_REQUIREMENTS_.
Only the pictures are left out: repeat the rest of the entries exactly.

_THE DATA_.
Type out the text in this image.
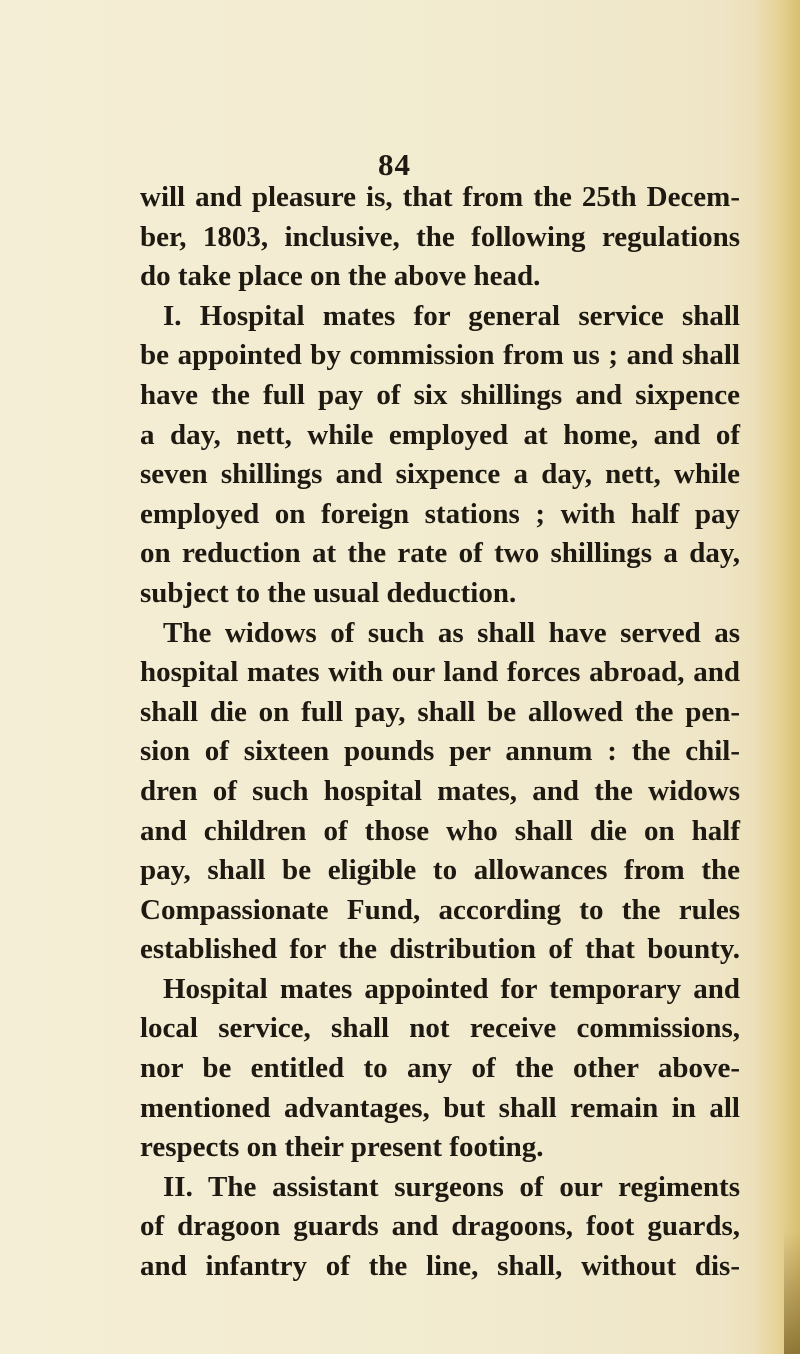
84
will and pleasure is, that from the 25th Decem-
ber, 1803, inclusive, the following regulations
do take place on the above head.
I. Hospital mates for general service shall
be appointed by commission from us ; and shall
have the full pay of six shillings and sixpence
a day, nett, while employed at home, and of
seven shillings and sixpence a day, nett, while
employed on foreign stations ; with half pay
on reduction at the rate of two shillings a day,
subject to the usual deduction.
The widows of such as shall have served as
hospital mates with our land forces abroad, and
shall die on full pay, shall be allowed the pen-
sion of sixteen pounds per annum : the chil-
dren of such hospital mates, and the widows
and children of those who shall die on half
pay, shall be eligible to allowances from the
Compassionate Fund, according to the rules
established for the distribution of that bounty.
Hospital mates appointed for temporary and
local service, shall not receive commissions,
nor be entitled to any of the other above-
mentioned advantages, but shall remain in all
respects on their present footing.
II. The assistant surgeons of our regiments
of dragoon guards and dragoons, foot guards,
and infantry of the line, shall, without dis-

_FINISHED EXERCISE_.
Type out the text in this image.
84
will and pleasure is, that from the 25th Decem-
ber, 1803, inclusive, the following regulations
do take place on the above head.
I. Hospital mates for general service shall
be appointed by commission from us ; and shall
have the full pay of six shillings and sixpence
a day, nett, while employed at home, and of
seven shillings and sixpence a day, nett, while
employed on foreign stations ; with half pay
on reduction at the rate of two shillings a day,
subject to the usual deduction.
The widows of such as shall have served as
hospital mates with our land forces abroad, and
shall die on full pay, shall be allowed the pen-
sion of sixteen pounds per annum : the chil-
dren of such hospital mates, and the widows
and children of those who shall die on half
pay, shall be eligible to allowances from the
Compassionate Fund, according to the rules
established for the distribution of that bounty.
Hospital mates appointed for temporary and
local service, shall not receive commissions,
nor be entitled to any of the other above-
mentioned advantages, but shall remain in all
respects on their present footing.
II. The assistant surgeons of our regiments
of dragoon guards and dragoons, foot guards,
and infantry of the line, shall, without dis-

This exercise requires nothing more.